Material for this task:
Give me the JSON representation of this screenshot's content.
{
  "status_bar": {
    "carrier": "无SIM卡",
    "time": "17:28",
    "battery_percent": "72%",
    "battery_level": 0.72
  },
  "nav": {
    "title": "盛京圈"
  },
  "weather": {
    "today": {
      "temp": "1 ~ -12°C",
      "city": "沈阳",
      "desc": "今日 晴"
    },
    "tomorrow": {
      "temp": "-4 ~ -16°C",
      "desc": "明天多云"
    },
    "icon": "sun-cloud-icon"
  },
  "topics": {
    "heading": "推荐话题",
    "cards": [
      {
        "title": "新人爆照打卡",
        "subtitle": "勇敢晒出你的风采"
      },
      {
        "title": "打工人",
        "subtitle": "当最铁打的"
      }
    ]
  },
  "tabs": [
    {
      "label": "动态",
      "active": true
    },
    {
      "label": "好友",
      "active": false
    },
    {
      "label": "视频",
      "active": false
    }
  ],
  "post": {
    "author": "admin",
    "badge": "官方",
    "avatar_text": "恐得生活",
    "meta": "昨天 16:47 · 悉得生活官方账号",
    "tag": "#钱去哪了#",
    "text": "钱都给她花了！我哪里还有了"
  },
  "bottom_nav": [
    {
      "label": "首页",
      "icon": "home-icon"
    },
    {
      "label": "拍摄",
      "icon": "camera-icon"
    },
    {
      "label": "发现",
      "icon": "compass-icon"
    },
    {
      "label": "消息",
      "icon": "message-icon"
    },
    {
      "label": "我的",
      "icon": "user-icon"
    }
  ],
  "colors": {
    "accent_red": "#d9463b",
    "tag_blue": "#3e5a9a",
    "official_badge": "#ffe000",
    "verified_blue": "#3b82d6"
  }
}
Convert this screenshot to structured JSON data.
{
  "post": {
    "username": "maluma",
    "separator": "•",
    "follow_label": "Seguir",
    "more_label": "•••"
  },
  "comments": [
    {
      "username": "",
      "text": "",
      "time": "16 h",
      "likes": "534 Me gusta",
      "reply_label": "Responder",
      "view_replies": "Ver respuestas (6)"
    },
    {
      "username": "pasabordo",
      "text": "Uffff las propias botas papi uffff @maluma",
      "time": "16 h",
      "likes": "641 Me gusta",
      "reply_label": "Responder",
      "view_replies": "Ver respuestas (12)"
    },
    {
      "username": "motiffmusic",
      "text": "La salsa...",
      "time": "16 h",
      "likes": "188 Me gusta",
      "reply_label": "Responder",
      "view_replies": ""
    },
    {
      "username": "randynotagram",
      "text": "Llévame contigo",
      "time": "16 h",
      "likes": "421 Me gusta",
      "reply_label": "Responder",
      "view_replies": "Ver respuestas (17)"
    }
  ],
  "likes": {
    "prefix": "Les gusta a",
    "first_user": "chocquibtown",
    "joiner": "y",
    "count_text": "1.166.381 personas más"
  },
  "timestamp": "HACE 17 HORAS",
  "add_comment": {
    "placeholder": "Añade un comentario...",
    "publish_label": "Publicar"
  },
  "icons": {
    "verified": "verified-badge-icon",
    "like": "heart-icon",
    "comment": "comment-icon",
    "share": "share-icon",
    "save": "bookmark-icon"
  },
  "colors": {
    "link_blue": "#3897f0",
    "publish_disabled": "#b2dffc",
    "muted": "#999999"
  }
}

What you will do: Identify every line above that includes the word "JSON", and show those lines.

Result for this task:
Give me the JSON representation of this screenshot's content.
Convert this screenshot to structured JSON data.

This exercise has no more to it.